• EXERCISE GOAL
Only a number is wanted: how many lines in the records below contain "icon"?
[Begin DATA FOR THIS EXERCISE]
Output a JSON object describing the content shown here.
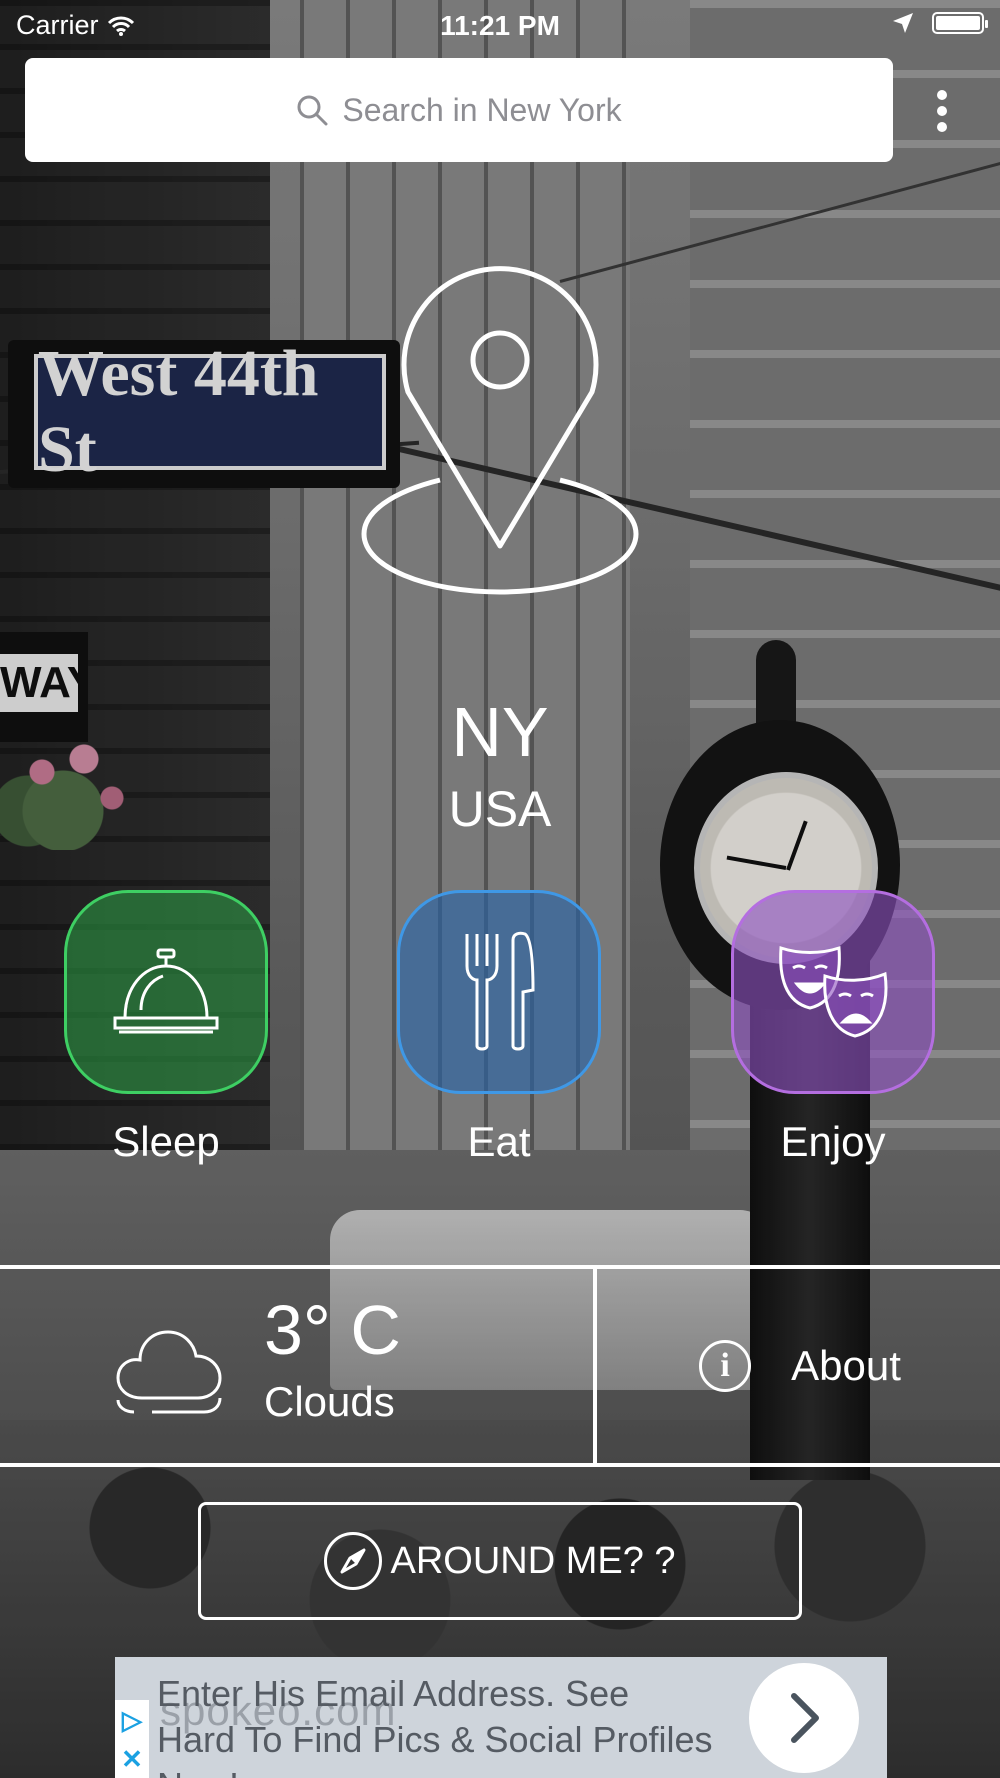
{
  "status_bar": {
    "carrier": "Carrier",
    "time": "11:21 PM"
  },
  "search": {
    "placeholder": "Search in New York"
  },
  "background": {
    "street_sign": "West 44th St",
    "way_sign": "WAY"
  },
  "hero": {
    "city": "NY",
    "country": "USA"
  },
  "categories": [
    {
      "label": "Sleep",
      "color": "#3ecf63",
      "icon": "service-bell-icon"
    },
    {
      "label": "Eat",
      "color": "#3f98e6",
      "icon": "fork-knife-icon"
    },
    {
      "label": "Enjoy",
      "color": "#b46ee0",
      "icon": "theater-masks-icon"
    }
  ],
  "weather": {
    "temperature": "3° C",
    "condition": "Clouds",
    "icon": "cloud-icon"
  },
  "about": {
    "label": "About"
  },
  "around_me": {
    "label": "AROUND ME? ?"
  },
  "ad": {
    "text": "Enter His Email Address. See Hard To Find Pics & Social Profiles Now!",
    "watermark": "spokeo.com"
  }
}
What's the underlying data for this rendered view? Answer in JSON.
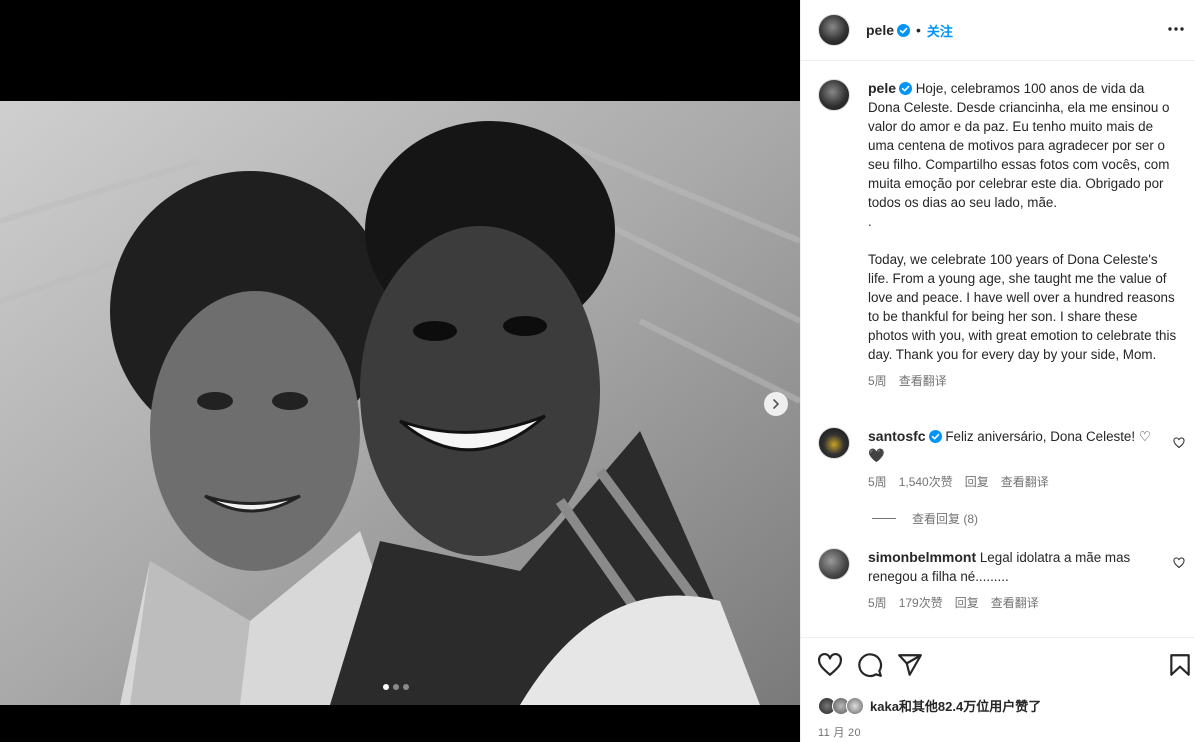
[End DATA FOR THIS EXERCISE]
• OUTPUT OF THE EXERCISE
4